▶ Do this: Pictures do not belong in the copy, so please give every entry below again exactly.

▶ Record extracts:

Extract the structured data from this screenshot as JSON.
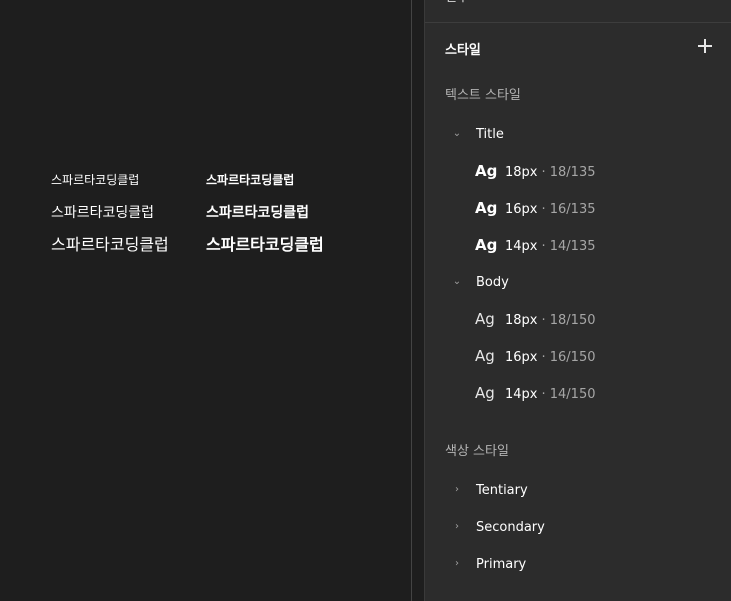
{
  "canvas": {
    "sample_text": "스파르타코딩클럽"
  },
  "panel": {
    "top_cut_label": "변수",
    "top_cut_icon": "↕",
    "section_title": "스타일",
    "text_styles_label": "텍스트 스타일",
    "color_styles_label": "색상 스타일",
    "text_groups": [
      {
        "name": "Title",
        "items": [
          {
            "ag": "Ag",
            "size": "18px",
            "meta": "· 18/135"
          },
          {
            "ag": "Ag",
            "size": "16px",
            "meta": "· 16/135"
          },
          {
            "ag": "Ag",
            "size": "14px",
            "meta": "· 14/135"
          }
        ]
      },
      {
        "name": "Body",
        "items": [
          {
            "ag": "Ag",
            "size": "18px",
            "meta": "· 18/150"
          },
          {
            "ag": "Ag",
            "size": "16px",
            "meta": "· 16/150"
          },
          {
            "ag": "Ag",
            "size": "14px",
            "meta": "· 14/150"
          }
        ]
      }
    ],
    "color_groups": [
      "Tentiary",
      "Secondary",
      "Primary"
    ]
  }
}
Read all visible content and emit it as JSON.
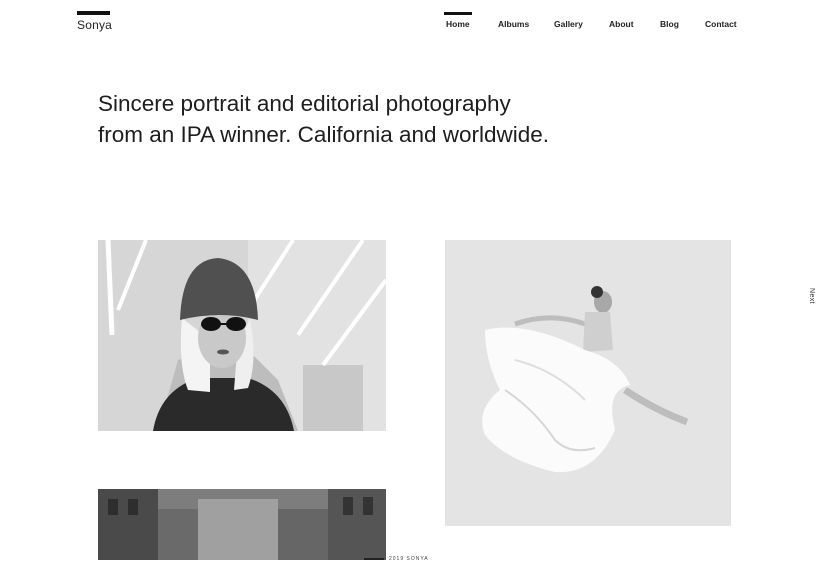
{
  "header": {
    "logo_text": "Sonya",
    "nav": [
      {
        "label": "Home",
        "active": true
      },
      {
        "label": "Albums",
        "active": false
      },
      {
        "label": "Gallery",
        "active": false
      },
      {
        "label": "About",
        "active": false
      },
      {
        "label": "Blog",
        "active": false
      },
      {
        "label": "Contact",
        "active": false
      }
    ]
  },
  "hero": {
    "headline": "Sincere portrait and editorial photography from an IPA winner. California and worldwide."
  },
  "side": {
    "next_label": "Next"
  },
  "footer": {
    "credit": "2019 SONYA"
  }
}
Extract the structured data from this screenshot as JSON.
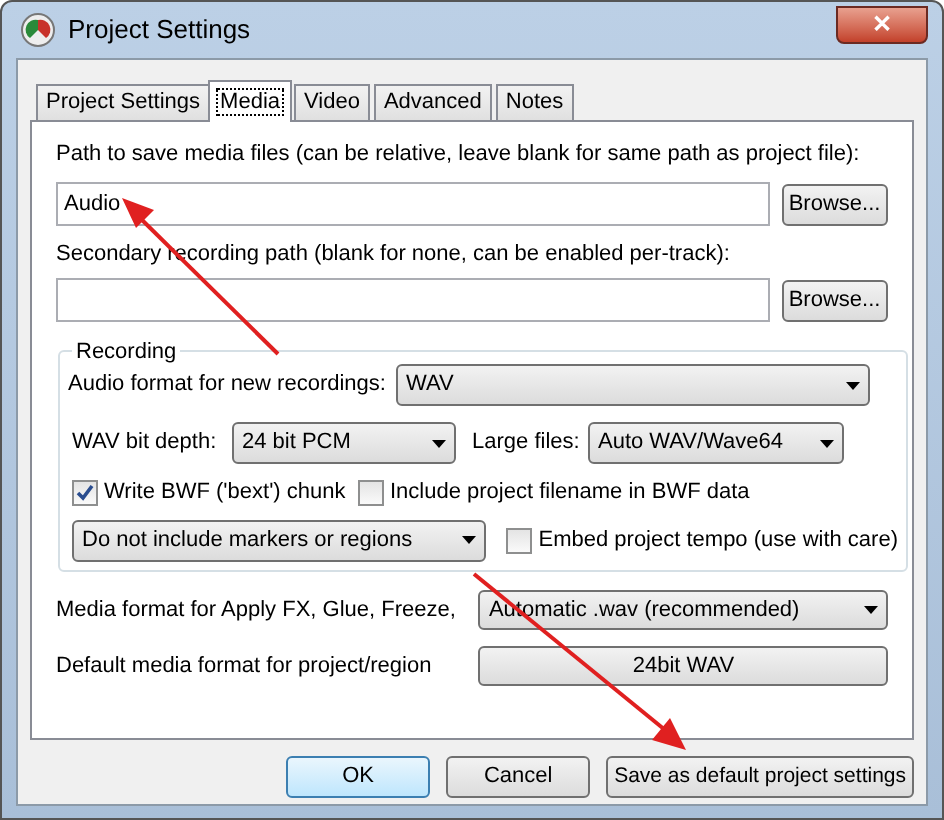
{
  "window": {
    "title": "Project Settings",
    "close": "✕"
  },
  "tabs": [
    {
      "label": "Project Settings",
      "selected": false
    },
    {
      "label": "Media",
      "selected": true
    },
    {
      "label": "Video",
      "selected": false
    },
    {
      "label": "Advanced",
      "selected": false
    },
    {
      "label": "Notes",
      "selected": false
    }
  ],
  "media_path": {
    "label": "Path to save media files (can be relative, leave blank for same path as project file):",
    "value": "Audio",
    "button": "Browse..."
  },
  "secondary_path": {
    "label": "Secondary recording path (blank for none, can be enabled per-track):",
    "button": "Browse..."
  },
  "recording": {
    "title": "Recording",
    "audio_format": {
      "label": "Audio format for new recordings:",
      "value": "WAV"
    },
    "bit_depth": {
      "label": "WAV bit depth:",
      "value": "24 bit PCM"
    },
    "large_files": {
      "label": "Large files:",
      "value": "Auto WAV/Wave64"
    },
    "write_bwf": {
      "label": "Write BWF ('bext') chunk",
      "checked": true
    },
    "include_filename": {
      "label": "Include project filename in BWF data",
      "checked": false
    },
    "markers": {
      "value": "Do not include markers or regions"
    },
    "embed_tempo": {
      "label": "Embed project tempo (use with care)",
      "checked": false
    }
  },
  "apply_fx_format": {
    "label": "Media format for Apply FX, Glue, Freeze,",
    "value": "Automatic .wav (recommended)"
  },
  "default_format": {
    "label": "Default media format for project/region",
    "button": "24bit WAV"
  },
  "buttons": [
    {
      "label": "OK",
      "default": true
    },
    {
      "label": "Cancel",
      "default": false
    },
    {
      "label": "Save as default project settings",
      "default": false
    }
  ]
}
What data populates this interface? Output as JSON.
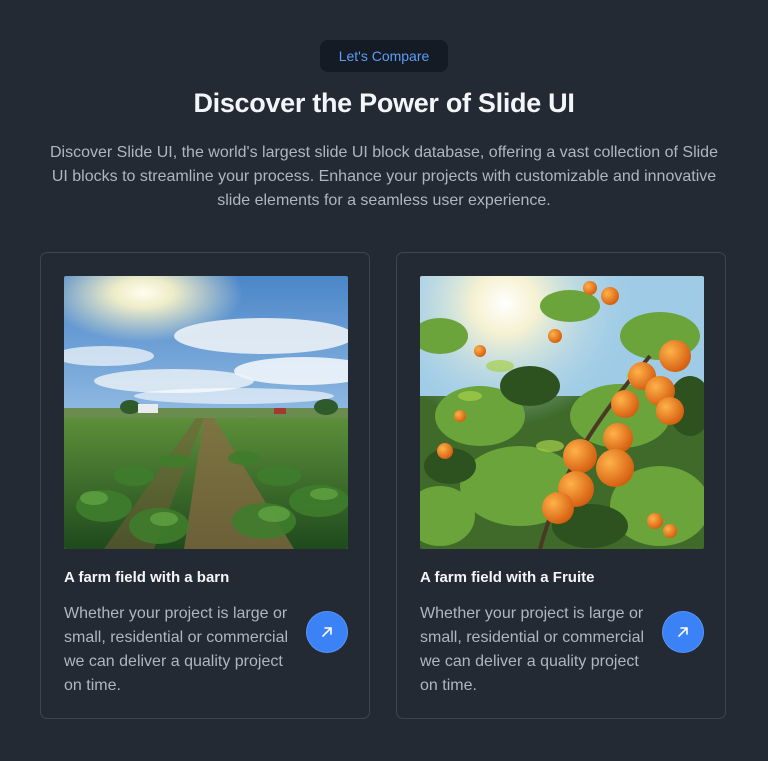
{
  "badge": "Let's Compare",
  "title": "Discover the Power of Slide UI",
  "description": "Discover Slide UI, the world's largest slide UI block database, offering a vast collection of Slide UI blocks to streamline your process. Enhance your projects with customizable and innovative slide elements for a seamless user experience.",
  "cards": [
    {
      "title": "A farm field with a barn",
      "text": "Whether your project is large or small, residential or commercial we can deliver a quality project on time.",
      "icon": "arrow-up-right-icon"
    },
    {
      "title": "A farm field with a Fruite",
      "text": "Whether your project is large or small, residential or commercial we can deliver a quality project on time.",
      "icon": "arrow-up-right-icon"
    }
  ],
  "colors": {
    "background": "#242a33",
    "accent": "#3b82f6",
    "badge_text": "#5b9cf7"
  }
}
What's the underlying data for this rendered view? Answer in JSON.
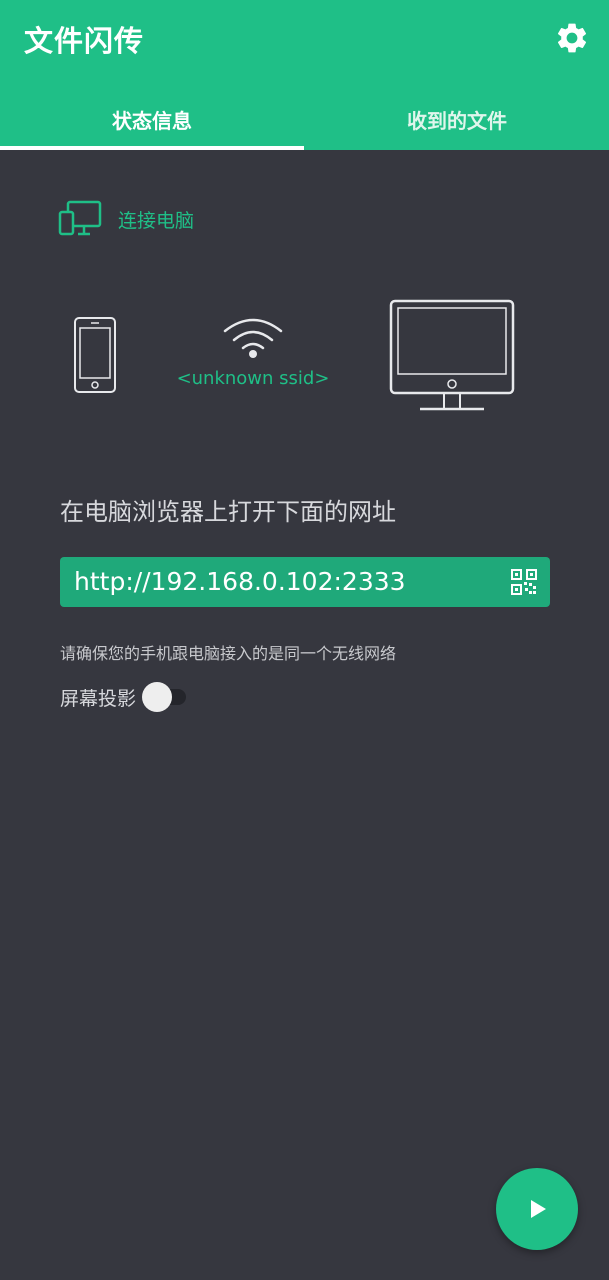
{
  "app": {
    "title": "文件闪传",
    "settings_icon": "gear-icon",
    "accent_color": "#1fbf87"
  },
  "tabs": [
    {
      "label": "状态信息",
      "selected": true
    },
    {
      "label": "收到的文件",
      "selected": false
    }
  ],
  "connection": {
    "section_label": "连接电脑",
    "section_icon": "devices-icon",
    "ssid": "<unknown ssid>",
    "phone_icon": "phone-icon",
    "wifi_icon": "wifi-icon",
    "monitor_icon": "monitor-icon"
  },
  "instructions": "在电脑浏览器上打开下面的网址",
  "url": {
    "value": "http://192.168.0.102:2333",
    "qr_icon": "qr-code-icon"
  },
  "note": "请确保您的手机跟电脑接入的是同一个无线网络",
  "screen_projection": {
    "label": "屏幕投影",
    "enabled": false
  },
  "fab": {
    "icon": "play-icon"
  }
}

▶ The solution:
Extract the structured data from this screenshot as JSON.
{
  "canvas": {
    "sample_text": "스파르타코딩클럽"
  },
  "panel": {
    "top_cut_label": "변수",
    "top_cut_icon": "↕",
    "section_title": "스타일",
    "text_styles_label": "텍스트 스타일",
    "color_styles_label": "색상 스타일",
    "text_groups": [
      {
        "name": "Title",
        "items": [
          {
            "ag": "Ag",
            "size": "18px",
            "meta": "· 18/135"
          },
          {
            "ag": "Ag",
            "size": "16px",
            "meta": "· 16/135"
          },
          {
            "ag": "Ag",
            "size": "14px",
            "meta": "· 14/135"
          }
        ]
      },
      {
        "name": "Body",
        "items": [
          {
            "ag": "Ag",
            "size": "18px",
            "meta": "· 18/150"
          },
          {
            "ag": "Ag",
            "size": "16px",
            "meta": "· 16/150"
          },
          {
            "ag": "Ag",
            "size": "14px",
            "meta": "· 14/150"
          }
        ]
      }
    ],
    "color_groups": [
      "Tentiary",
      "Secondary",
      "Primary"
    ]
  }
}
Read all visible content and emit it as JSON.
{
  "header": {
    "logo_text": "Sonya",
    "nav": [
      {
        "label": "Home",
        "active": true
      },
      {
        "label": "Albums",
        "active": false
      },
      {
        "label": "Gallery",
        "active": false
      },
      {
        "label": "About",
        "active": false
      },
      {
        "label": "Blog",
        "active": false
      },
      {
        "label": "Contact",
        "active": false
      }
    ]
  },
  "hero": {
    "headline": "Sincere portrait and editorial photography from an IPA winner. California and worldwide."
  },
  "side": {
    "next_label": "Next"
  },
  "footer": {
    "credit": "2019 SONYA"
  }
}
Extract the structured data from this screenshot as JSON.
{
  "window": {
    "title": "Project Settings",
    "close": "✕"
  },
  "tabs": [
    {
      "label": "Project Settings",
      "selected": false
    },
    {
      "label": "Media",
      "selected": true
    },
    {
      "label": "Video",
      "selected": false
    },
    {
      "label": "Advanced",
      "selected": false
    },
    {
      "label": "Notes",
      "selected": false
    }
  ],
  "media_path": {
    "label": "Path to save media files (can be relative, leave blank for same path as project file):",
    "value": "Audio",
    "button": "Browse..."
  },
  "secondary_path": {
    "label": "Secondary recording path (blank for none, can be enabled per-track):",
    "button": "Browse..."
  },
  "recording": {
    "title": "Recording",
    "audio_format": {
      "label": "Audio format for new recordings:",
      "value": "WAV"
    },
    "bit_depth": {
      "label": "WAV bit depth:",
      "value": "24 bit PCM"
    },
    "large_files": {
      "label": "Large files:",
      "value": "Auto WAV/Wave64"
    },
    "write_bwf": {
      "label": "Write BWF ('bext') chunk",
      "checked": true
    },
    "include_filename": {
      "label": "Include project filename in BWF data",
      "checked": false
    },
    "markers": {
      "value": "Do not include markers or regions"
    },
    "embed_tempo": {
      "label": "Embed project tempo (use with care)",
      "checked": false
    }
  },
  "apply_fx_format": {
    "label": "Media format for Apply FX, Glue, Freeze,",
    "value": "Automatic .wav (recommended)"
  },
  "default_format": {
    "label": "Default media format for project/region",
    "button": "24bit WAV"
  },
  "buttons": [
    {
      "label": "OK",
      "default": true
    },
    {
      "label": "Cancel",
      "default": false
    },
    {
      "label": "Save as default project settings",
      "default": false
    }
  ]
}
What data populates this interface? Output as JSON.
{
  "badge": "Let's Compare",
  "title": "Discover the Power of Slide UI",
  "description": "Discover Slide UI, the world's largest slide UI block database, offering a vast collection of Slide UI blocks to streamline your process. Enhance your projects with customizable and innovative slide elements for a seamless user experience.",
  "cards": [
    {
      "title": "A farm field with a barn",
      "text": "Whether your project is large or small, residential or commercial we can deliver a quality project on time.",
      "icon": "arrow-up-right-icon"
    },
    {
      "title": "A farm field with a Fruite",
      "text": "Whether your project is large or small, residential or commercial we can deliver a quality project on time.",
      "icon": "arrow-up-right-icon"
    }
  ],
  "colors": {
    "background": "#242a33",
    "accent": "#3b82f6",
    "badge_text": "#5b9cf7"
  }
}
What's the underlying data for this rendered view? Answer in JSON.
{
  "app": {
    "title": "文件闪传",
    "settings_icon": "gear-icon",
    "accent_color": "#1fbf87"
  },
  "tabs": [
    {
      "label": "状态信息",
      "selected": true
    },
    {
      "label": "收到的文件",
      "selected": false
    }
  ],
  "connection": {
    "section_label": "连接电脑",
    "section_icon": "devices-icon",
    "ssid": "<unknown ssid>",
    "phone_icon": "phone-icon",
    "wifi_icon": "wifi-icon",
    "monitor_icon": "monitor-icon"
  },
  "instructions": "在电脑浏览器上打开下面的网址",
  "url": {
    "value": "http://192.168.0.102:2333",
    "qr_icon": "qr-code-icon"
  },
  "note": "请确保您的手机跟电脑接入的是同一个无线网络",
  "screen_projection": {
    "label": "屏幕投影",
    "enabled": false
  },
  "fab": {
    "icon": "play-icon"
  }
}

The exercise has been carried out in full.